Data to process:
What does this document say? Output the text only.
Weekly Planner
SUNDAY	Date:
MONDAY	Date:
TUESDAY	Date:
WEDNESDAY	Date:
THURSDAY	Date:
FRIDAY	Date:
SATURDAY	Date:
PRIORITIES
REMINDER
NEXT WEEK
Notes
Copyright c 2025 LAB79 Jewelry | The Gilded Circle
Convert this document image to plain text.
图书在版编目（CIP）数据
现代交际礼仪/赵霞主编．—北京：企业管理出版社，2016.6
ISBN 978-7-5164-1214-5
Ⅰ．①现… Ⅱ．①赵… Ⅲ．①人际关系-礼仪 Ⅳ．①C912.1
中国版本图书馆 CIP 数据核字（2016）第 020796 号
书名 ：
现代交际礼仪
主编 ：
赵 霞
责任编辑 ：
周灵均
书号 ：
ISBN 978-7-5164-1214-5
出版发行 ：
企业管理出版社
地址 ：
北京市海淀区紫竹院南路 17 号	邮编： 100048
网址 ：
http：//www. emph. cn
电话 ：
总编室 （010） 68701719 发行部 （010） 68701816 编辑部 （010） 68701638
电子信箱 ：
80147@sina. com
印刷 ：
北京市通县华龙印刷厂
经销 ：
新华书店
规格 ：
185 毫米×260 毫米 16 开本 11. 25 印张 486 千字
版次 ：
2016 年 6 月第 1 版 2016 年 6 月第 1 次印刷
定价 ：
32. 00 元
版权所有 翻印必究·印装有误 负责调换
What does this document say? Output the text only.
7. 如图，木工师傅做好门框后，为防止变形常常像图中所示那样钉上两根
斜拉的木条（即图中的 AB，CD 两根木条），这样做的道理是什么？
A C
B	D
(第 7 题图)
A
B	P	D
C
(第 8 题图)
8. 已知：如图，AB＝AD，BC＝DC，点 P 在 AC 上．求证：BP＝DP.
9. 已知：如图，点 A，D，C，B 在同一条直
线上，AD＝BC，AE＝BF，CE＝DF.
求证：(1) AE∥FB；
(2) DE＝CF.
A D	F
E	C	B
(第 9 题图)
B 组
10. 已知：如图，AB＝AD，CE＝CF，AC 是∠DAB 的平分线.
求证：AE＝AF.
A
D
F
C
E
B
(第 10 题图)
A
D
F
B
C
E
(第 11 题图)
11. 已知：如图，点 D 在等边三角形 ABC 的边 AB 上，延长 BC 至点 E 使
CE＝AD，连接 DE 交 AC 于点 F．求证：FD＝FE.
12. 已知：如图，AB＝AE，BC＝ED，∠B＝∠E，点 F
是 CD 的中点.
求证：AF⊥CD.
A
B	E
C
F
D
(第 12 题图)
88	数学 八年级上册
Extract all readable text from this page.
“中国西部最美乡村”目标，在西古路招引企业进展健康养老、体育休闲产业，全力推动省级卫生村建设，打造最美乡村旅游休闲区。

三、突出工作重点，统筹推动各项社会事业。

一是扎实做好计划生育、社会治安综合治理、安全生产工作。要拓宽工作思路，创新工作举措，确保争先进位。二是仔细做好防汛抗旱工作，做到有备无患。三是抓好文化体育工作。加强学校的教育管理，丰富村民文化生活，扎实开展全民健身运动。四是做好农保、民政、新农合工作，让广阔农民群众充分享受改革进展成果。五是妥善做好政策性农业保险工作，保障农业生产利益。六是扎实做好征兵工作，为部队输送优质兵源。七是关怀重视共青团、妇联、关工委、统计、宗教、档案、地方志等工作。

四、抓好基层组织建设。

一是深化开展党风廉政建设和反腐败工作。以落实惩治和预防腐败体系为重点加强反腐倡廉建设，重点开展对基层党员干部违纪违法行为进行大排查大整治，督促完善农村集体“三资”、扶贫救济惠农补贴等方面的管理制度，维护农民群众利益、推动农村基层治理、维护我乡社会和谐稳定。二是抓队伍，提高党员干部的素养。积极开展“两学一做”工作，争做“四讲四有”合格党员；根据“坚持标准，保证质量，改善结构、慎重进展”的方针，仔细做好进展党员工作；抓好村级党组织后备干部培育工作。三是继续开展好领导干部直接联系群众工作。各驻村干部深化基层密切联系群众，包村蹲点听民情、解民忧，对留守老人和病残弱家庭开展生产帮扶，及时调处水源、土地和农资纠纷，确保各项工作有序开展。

Exercise details: Copy out every entry again, exactly as it was given.

Exercise result:
What does this document say? Output the text only.
Weekly Planner
SUNDAY	Date:
MONDAY	Date:
TUESDAY	Date:
WEDNESDAY	Date:
THURSDAY	Date:
FRIDAY	Date:
SATURDAY	Date:
PRIORITIES
REMINDER
NEXT WEEK
Notes
Copyright c 2025 LAB79 Jewelry | The Gilded Circle
Convert this document image to plain text.
图书在版编目（CIP）数据
现代交际礼仪/赵霞主编．—北京：企业管理出版社，2016.6
ISBN 978-7-5164-1214-5
Ⅰ．①现… Ⅱ．①赵… Ⅲ．①人际关系-礼仪 Ⅳ．①C912.1
中国版本图书馆 CIP 数据核字（2016）第 020796 号
书名 ：
现代交际礼仪
主编 ：
赵 霞
责任编辑 ：
周灵均
书号 ：
ISBN 978-7-5164-1214-5
出版发行 ：
企业管理出版社
地址 ：
北京市海淀区紫竹院南路 17 号	邮编： 100048
网址 ：
http：//www. emph. cn
电话 ：
总编室 （010） 68701719 发行部 （010） 68701816 编辑部 （010） 68701638
电子信箱 ：
80147@sina. com
印刷 ：
北京市通县华龙印刷厂
经销 ：
新华书店
规格 ：
185 毫米×260 毫米 16 开本 11. 25 印张 486 千字
版次 ：
2016 年 6 月第 1 版 2016 年 6 月第 1 次印刷
定价 ：
32. 00 元
版权所有 翻印必究·印装有误 负责调换
What does this document say? Output the text only.
7. 如图，木工师傅做好门框后，为防止变形常常像图中所示那样钉上两根
斜拉的木条（即图中的 AB，CD 两根木条），这样做的道理是什么？
A C
B	D
(第 7 题图)
A
B	P	D
C
(第 8 题图)
8. 已知：如图，AB＝AD，BC＝DC，点 P 在 AC 上．求证：BP＝DP.
9. 已知：如图，点 A，D，C，B 在同一条直
线上，AD＝BC，AE＝BF，CE＝DF.
求证：(1) AE∥FB；
(2) DE＝CF.
A D	F
E	C	B
(第 9 题图)
B 组
10. 已知：如图，AB＝AD，CE＝CF，AC 是∠DAB 的平分线.
求证：AE＝AF.
A
D
F
C
E
B
(第 10 题图)
A
D
F
B
C
E
(第 11 题图)
11. 已知：如图，点 D 在等边三角形 ABC 的边 AB 上，延长 BC 至点 E 使
CE＝AD，连接 DE 交 AC 于点 F．求证：FD＝FE.
12. 已知：如图，AB＝AE，BC＝ED，∠B＝∠E，点 F
是 CD 的中点.
求证：AF⊥CD.
A
B	E
C
F
D
(第 12 题图)
88	数学 八年级上册
Extract all readable text from this page.
“中国西部最美乡村”目标，在西古路招引企业进展健康养老、体育休闲产业，全力推动省级卫生村建设，打造最美乡村旅游休闲区。

三、突出工作重点，统筹推动各项社会事业。

一是扎实做好计划生育、社会治安综合治理、安全生产工作。要拓宽工作思路，创新工作举措，确保争先进位。二是仔细做好防汛抗旱工作，做到有备无患。三是抓好文化体育工作。加强学校的教育管理，丰富村民文化生活，扎实开展全民健身运动。四是做好农保、民政、新农合工作，让广阔农民群众充分享受改革进展成果。五是妥善做好政策性农业保险工作，保障农业生产利益。六是扎实做好征兵工作，为部队输送优质兵源。七是关怀重视共青团、妇联、关工委、统计、宗教、档案、地方志等工作。

四、抓好基层组织建设。

一是深化开展党风廉政建设和反腐败工作。以落实惩治和预防腐败体系为重点加强反腐倡廉建设，重点开展对基层党员干部违纪违法行为进行大排查大整治，督促完善农村集体“三资”、扶贫救济惠农补贴等方面的管理制度，维护农民群众利益、推动农村基层治理、维护我乡社会和谐稳定。二是抓队伍，提高党员干部的素养。积极开展“两学一做”工作，争做“四讲四有”合格党员；根据“坚持标准，保证质量，改善结构、慎重进展”的方针，仔细做好进展党员工作；抓好村级党组织后备干部培育工作。三是继续开展好领导干部直接联系群众工作。各驻村干部深化基层密切联系群众，包村蹲点听民情、解民忧，对留守老人和病残弱家庭开展生产帮扶，及时调处水源、土地和农资纠纷，确保各项工作有序开展。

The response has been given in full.